## start Raw records
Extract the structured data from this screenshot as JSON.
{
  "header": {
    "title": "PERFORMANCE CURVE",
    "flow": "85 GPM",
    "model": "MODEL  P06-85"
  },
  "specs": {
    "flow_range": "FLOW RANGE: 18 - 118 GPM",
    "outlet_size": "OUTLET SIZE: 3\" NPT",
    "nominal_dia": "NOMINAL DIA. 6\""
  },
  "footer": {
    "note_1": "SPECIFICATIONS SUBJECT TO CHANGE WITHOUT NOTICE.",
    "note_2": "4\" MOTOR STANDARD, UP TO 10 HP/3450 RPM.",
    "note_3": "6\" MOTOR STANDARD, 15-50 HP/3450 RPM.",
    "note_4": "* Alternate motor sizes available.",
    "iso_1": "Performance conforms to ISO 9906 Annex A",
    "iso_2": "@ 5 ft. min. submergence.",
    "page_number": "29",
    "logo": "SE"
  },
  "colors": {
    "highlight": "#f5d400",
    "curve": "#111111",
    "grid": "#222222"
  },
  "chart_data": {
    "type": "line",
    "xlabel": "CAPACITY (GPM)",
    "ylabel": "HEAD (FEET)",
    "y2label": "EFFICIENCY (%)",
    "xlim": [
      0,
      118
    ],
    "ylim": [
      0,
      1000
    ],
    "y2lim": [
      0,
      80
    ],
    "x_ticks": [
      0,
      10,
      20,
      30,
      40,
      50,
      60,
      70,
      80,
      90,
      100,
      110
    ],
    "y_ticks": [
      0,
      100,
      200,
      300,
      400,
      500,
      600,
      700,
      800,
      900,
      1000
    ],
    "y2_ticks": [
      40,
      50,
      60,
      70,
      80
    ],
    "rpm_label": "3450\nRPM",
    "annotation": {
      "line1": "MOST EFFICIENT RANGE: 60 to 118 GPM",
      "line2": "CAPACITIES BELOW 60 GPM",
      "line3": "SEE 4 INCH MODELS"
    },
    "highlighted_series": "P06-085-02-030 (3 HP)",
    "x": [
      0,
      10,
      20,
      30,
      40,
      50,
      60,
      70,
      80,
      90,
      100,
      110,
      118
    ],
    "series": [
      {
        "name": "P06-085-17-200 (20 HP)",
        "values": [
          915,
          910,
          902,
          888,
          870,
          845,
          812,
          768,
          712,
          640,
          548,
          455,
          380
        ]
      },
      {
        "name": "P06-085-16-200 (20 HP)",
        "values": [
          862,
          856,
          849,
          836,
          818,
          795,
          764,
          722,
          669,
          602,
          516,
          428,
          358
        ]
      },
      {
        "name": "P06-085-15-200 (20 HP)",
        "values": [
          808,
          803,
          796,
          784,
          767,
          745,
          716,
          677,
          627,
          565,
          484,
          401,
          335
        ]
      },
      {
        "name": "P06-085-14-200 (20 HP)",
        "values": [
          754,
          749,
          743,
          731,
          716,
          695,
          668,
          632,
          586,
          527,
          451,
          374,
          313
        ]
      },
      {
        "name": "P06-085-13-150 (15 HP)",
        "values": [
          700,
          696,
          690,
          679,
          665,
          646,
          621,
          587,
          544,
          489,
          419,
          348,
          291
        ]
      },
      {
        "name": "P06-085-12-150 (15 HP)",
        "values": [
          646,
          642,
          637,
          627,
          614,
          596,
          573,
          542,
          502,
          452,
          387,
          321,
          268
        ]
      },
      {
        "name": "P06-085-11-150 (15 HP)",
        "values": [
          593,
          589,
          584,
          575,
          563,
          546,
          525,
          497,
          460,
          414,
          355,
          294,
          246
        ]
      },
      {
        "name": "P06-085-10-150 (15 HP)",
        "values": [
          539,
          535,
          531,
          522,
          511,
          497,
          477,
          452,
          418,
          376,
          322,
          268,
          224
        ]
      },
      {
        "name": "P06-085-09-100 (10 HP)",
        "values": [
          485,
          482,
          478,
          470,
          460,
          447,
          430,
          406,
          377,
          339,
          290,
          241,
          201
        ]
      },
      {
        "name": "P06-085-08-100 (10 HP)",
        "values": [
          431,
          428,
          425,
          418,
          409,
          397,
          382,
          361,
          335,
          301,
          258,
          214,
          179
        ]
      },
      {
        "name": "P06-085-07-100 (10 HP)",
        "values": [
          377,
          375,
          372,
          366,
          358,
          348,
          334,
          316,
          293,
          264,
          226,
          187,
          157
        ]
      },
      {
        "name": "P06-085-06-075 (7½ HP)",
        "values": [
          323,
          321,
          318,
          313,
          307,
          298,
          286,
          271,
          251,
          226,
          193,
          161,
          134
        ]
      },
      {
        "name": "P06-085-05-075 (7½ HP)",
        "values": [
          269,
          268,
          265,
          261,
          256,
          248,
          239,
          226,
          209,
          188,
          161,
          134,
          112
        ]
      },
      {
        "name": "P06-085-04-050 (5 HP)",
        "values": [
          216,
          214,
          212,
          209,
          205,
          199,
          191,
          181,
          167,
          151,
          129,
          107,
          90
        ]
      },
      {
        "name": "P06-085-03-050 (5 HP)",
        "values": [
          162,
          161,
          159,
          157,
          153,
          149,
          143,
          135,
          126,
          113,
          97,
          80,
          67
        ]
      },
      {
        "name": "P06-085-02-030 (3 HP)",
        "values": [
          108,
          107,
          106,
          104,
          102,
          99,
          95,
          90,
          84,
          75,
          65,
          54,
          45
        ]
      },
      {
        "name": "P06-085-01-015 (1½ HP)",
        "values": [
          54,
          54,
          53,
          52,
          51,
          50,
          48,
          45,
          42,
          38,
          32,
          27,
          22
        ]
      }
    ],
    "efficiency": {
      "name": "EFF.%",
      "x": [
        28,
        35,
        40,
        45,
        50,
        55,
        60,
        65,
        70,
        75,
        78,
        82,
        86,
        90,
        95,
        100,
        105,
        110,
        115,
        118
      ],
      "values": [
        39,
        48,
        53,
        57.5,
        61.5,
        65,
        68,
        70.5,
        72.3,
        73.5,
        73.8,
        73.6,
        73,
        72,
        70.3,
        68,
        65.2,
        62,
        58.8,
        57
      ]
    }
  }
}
## end Raw records
• [Set task] Transcribe every line of the data, exactly as it stands.

• [Task result]
Extract the structured data from this screenshot as JSON.
{
  "header": {
    "title": "PERFORMANCE CURVE",
    "flow": "85 GPM",
    "model": "MODEL  P06-85"
  },
  "specs": {
    "flow_range": "FLOW RANGE: 18 - 118 GPM",
    "outlet_size": "OUTLET SIZE: 3\" NPT",
    "nominal_dia": "NOMINAL DIA. 6\""
  },
  "footer": {
    "note_1": "SPECIFICATIONS SUBJECT TO CHANGE WITHOUT NOTICE.",
    "note_2": "4\" MOTOR STANDARD, UP TO 10 HP/3450 RPM.",
    "note_3": "6\" MOTOR STANDARD, 15-50 HP/3450 RPM.",
    "note_4": "* Alternate motor sizes available.",
    "iso_1": "Performance conforms to ISO 9906 Annex A",
    "iso_2": "@ 5 ft. min. submergence.",
    "page_number": "29",
    "logo": "SE"
  },
  "colors": {
    "highlight": "#f5d400",
    "curve": "#111111",
    "grid": "#222222"
  },
  "chart_data": {
    "type": "line",
    "xlabel": "CAPACITY (GPM)",
    "ylabel": "HEAD (FEET)",
    "y2label": "EFFICIENCY (%)",
    "xlim": [
      0,
      118
    ],
    "ylim": [
      0,
      1000
    ],
    "y2lim": [
      0,
      80
    ],
    "x_ticks": [
      0,
      10,
      20,
      30,
      40,
      50,
      60,
      70,
      80,
      90,
      100,
      110
    ],
    "y_ticks": [
      0,
      100,
      200,
      300,
      400,
      500,
      600,
      700,
      800,
      900,
      1000
    ],
    "y2_ticks": [
      40,
      50,
      60,
      70,
      80
    ],
    "rpm_label": "3450\nRPM",
    "annotation": {
      "line1": "MOST EFFICIENT RANGE: 60 to 118 GPM",
      "line2": "CAPACITIES BELOW 60 GPM",
      "line3": "SEE 4 INCH MODELS"
    },
    "highlighted_series": "P06-085-02-030 (3 HP)",
    "x": [
      0,
      10,
      20,
      30,
      40,
      50,
      60,
      70,
      80,
      90,
      100,
      110,
      118
    ],
    "series": [
      {
        "name": "P06-085-17-200 (20 HP)",
        "values": [
          915,
          910,
          902,
          888,
          870,
          845,
          812,
          768,
          712,
          640,
          548,
          455,
          380
        ]
      },
      {
        "name": "P06-085-16-200 (20 HP)",
        "values": [
          862,
          856,
          849,
          836,
          818,
          795,
          764,
          722,
          669,
          602,
          516,
          428,
          358
        ]
      },
      {
        "name": "P06-085-15-200 (20 HP)",
        "values": [
          808,
          803,
          796,
          784,
          767,
          745,
          716,
          677,
          627,
          565,
          484,
          401,
          335
        ]
      },
      {
        "name": "P06-085-14-200 (20 HP)",
        "values": [
          754,
          749,
          743,
          731,
          716,
          695,
          668,
          632,
          586,
          527,
          451,
          374,
          313
        ]
      },
      {
        "name": "P06-085-13-150 (15 HP)",
        "values": [
          700,
          696,
          690,
          679,
          665,
          646,
          621,
          587,
          544,
          489,
          419,
          348,
          291
        ]
      },
      {
        "name": "P06-085-12-150 (15 HP)",
        "values": [
          646,
          642,
          637,
          627,
          614,
          596,
          573,
          542,
          502,
          452,
          387,
          321,
          268
        ]
      },
      {
        "name": "P06-085-11-150 (15 HP)",
        "values": [
          593,
          589,
          584,
          575,
          563,
          546,
          525,
          497,
          460,
          414,
          355,
          294,
          246
        ]
      },
      {
        "name": "P06-085-10-150 (15 HP)",
        "values": [
          539,
          535,
          531,
          522,
          511,
          497,
          477,
          452,
          418,
          376,
          322,
          268,
          224
        ]
      },
      {
        "name": "P06-085-09-100 (10 HP)",
        "values": [
          485,
          482,
          478,
          470,
          460,
          447,
          430,
          406,
          377,
          339,
          290,
          241,
          201
        ]
      },
      {
        "name": "P06-085-08-100 (10 HP)",
        "values": [
          431,
          428,
          425,
          418,
          409,
          397,
          382,
          361,
          335,
          301,
          258,
          214,
          179
        ]
      },
      {
        "name": "P06-085-07-100 (10 HP)",
        "values": [
          377,
          375,
          372,
          366,
          358,
          348,
          334,
          316,
          293,
          264,
          226,
          187,
          157
        ]
      },
      {
        "name": "P06-085-06-075 (7½ HP)",
        "values": [
          323,
          321,
          318,
          313,
          307,
          298,
          286,
          271,
          251,
          226,
          193,
          161,
          134
        ]
      },
      {
        "name": "P06-085-05-075 (7½ HP)",
        "values": [
          269,
          268,
          265,
          261,
          256,
          248,
          239,
          226,
          209,
          188,
          161,
          134,
          112
        ]
      },
      {
        "name": "P06-085-04-050 (5 HP)",
        "values": [
          216,
          214,
          212,
          209,
          205,
          199,
          191,
          181,
          167,
          151,
          129,
          107,
          90
        ]
      },
      {
        "name": "P06-085-03-050 (5 HP)",
        "values": [
          162,
          161,
          159,
          157,
          153,
          149,
          143,
          135,
          126,
          113,
          97,
          80,
          67
        ]
      },
      {
        "name": "P06-085-02-030 (3 HP)",
        "values": [
          108,
          107,
          106,
          104,
          102,
          99,
          95,
          90,
          84,
          75,
          65,
          54,
          45
        ]
      },
      {
        "name": "P06-085-01-015 (1½ HP)",
        "values": [
          54,
          54,
          53,
          52,
          51,
          50,
          48,
          45,
          42,
          38,
          32,
          27,
          22
        ]
      }
    ],
    "efficiency": {
      "name": "EFF.%",
      "x": [
        28,
        35,
        40,
        45,
        50,
        55,
        60,
        65,
        70,
        75,
        78,
        82,
        86,
        90,
        95,
        100,
        105,
        110,
        115,
        118
      ],
      "values": [
        39,
        48,
        53,
        57.5,
        61.5,
        65,
        68,
        70.5,
        72.3,
        73.5,
        73.8,
        73.6,
        73,
        72,
        70.3,
        68,
        65.2,
        62,
        58.8,
        57
      ]
    }
  }
}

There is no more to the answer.